Looking at the listing, state how many of its lines contain the string "name". Write only the number.

++++++++++

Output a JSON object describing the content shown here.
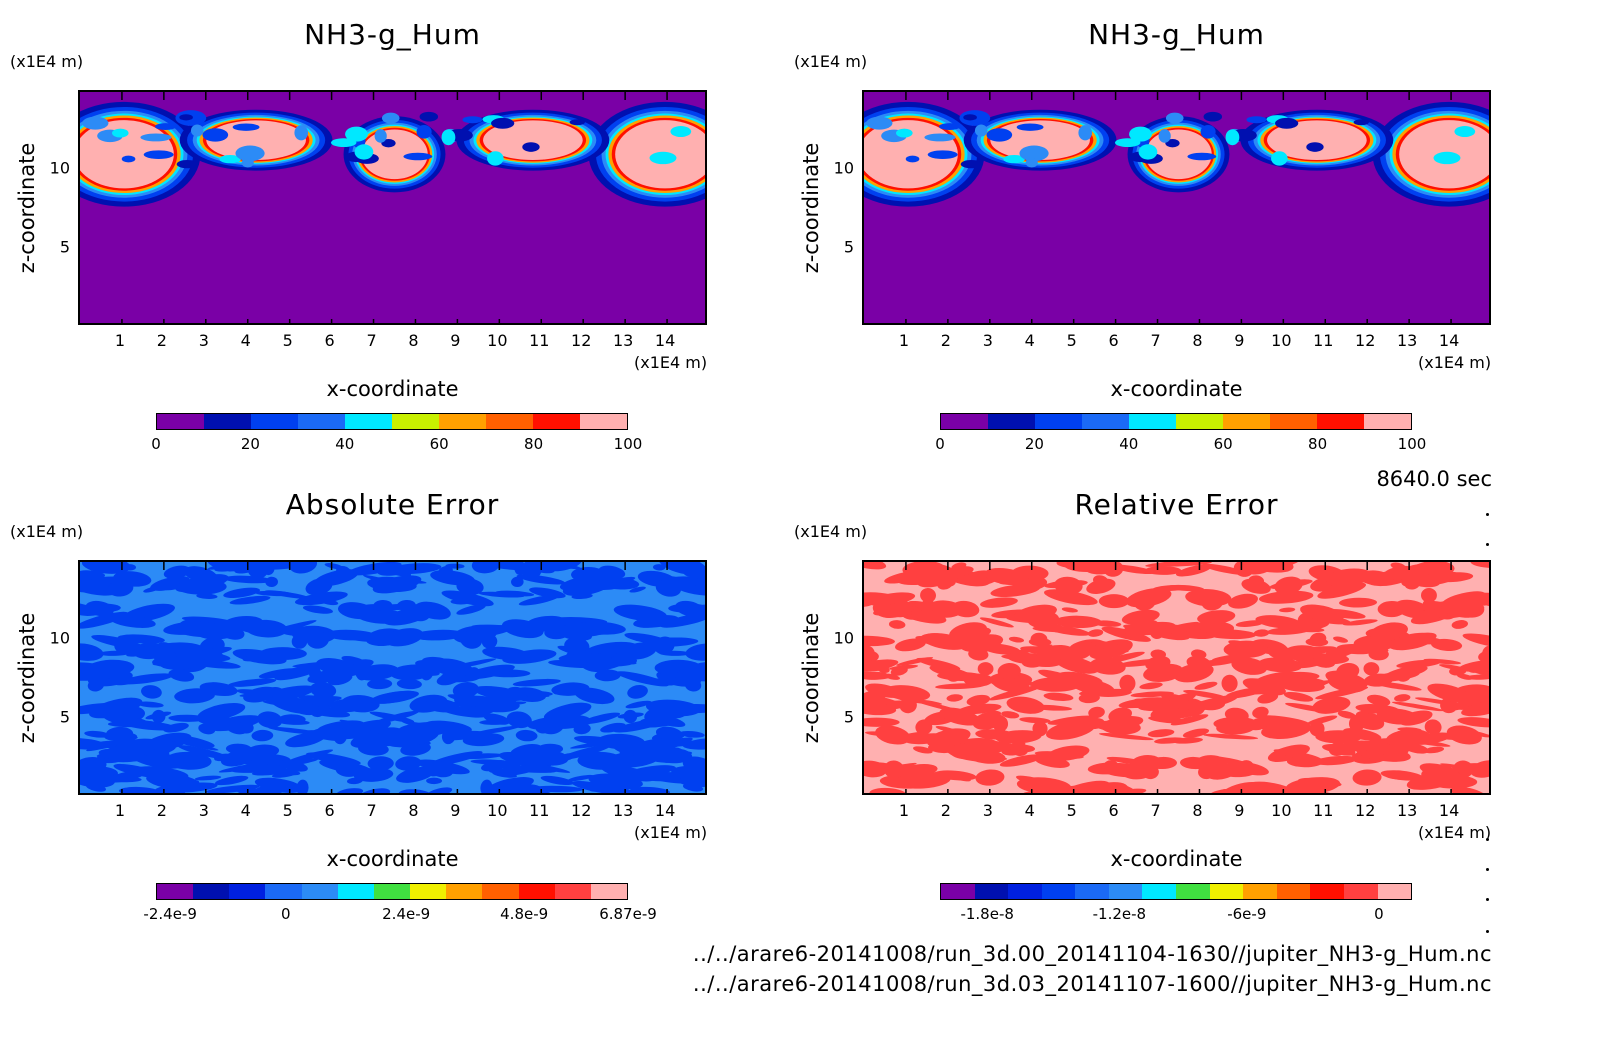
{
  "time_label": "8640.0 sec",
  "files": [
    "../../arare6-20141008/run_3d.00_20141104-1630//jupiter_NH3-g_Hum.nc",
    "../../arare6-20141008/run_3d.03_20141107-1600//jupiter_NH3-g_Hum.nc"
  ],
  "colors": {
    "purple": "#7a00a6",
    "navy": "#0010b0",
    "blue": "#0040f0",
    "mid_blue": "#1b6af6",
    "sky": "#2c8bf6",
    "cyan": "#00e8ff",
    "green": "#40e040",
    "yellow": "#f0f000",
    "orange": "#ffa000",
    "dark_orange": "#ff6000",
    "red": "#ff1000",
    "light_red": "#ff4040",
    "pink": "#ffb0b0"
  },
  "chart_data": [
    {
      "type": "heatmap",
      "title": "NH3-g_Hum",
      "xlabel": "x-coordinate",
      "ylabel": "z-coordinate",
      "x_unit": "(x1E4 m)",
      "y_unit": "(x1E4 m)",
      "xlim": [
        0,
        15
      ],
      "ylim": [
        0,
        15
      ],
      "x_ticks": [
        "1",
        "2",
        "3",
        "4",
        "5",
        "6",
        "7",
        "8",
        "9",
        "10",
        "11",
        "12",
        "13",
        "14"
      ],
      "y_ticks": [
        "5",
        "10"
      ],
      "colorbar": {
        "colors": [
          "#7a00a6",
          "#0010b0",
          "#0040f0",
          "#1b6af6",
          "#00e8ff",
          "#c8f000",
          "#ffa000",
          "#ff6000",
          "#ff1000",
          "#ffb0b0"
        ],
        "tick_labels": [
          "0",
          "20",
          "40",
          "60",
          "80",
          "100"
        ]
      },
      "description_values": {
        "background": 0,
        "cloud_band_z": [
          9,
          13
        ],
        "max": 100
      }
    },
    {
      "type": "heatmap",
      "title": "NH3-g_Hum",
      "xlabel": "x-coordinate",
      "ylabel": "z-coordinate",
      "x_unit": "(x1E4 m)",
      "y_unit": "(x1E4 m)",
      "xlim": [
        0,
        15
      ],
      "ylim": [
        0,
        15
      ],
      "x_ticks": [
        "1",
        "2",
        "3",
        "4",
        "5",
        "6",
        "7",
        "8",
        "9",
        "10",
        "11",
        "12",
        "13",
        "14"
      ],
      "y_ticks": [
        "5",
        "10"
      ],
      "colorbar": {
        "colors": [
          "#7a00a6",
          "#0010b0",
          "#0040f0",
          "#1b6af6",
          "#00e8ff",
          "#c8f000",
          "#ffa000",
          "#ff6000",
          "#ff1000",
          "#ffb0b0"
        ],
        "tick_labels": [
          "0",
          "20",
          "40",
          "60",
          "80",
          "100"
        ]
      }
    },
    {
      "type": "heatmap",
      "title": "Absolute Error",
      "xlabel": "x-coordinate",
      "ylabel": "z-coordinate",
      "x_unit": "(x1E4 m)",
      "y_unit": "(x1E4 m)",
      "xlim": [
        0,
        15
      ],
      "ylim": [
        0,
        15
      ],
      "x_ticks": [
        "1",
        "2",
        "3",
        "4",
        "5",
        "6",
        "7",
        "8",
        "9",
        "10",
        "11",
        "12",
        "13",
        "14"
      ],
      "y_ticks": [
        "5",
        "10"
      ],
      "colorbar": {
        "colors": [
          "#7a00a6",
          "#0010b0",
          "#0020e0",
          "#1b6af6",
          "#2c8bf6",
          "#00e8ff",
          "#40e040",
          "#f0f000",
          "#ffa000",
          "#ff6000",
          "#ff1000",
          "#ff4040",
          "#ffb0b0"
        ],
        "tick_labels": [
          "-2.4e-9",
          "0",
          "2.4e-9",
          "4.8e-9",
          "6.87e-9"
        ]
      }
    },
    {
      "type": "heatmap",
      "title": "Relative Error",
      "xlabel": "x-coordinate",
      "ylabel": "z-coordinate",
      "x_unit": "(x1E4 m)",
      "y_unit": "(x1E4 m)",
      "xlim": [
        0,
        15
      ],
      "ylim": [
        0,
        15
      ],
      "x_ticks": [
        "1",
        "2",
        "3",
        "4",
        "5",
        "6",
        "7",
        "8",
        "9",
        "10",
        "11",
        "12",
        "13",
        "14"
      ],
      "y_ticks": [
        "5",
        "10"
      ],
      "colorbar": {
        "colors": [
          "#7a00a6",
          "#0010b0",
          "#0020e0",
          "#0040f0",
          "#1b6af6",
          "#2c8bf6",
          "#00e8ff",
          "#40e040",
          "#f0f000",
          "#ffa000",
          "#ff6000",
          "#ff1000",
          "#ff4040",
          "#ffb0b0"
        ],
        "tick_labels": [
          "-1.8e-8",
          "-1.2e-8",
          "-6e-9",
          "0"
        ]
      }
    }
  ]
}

++++++++++

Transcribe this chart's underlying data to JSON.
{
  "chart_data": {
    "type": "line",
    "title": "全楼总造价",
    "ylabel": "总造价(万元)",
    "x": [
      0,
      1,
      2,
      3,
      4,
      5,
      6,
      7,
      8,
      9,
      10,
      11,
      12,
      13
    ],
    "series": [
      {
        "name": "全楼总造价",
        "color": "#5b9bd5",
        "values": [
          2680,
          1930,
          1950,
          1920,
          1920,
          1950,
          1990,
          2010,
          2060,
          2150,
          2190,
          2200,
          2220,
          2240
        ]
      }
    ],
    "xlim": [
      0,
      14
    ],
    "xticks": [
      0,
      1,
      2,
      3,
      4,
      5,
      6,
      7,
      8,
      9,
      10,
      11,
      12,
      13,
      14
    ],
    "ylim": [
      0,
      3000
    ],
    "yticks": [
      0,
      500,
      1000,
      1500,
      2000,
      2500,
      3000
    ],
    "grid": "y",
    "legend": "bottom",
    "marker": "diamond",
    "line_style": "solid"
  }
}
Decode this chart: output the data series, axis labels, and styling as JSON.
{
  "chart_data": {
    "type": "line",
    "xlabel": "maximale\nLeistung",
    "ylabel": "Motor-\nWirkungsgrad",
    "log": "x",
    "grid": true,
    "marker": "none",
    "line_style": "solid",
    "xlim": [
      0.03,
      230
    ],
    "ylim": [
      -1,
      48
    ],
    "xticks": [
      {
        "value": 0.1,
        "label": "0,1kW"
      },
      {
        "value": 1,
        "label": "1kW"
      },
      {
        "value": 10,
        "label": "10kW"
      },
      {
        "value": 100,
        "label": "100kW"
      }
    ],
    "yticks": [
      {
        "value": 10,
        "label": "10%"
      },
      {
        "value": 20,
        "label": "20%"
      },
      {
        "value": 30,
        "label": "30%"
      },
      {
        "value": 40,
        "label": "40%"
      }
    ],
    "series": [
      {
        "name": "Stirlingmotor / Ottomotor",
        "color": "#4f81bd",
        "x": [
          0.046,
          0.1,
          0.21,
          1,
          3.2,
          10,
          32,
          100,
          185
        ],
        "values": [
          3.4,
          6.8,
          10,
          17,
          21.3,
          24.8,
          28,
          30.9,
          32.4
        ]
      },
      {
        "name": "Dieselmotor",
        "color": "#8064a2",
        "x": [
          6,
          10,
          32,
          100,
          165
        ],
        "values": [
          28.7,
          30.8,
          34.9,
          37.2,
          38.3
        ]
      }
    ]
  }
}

++++++++++

• Worked answer: 3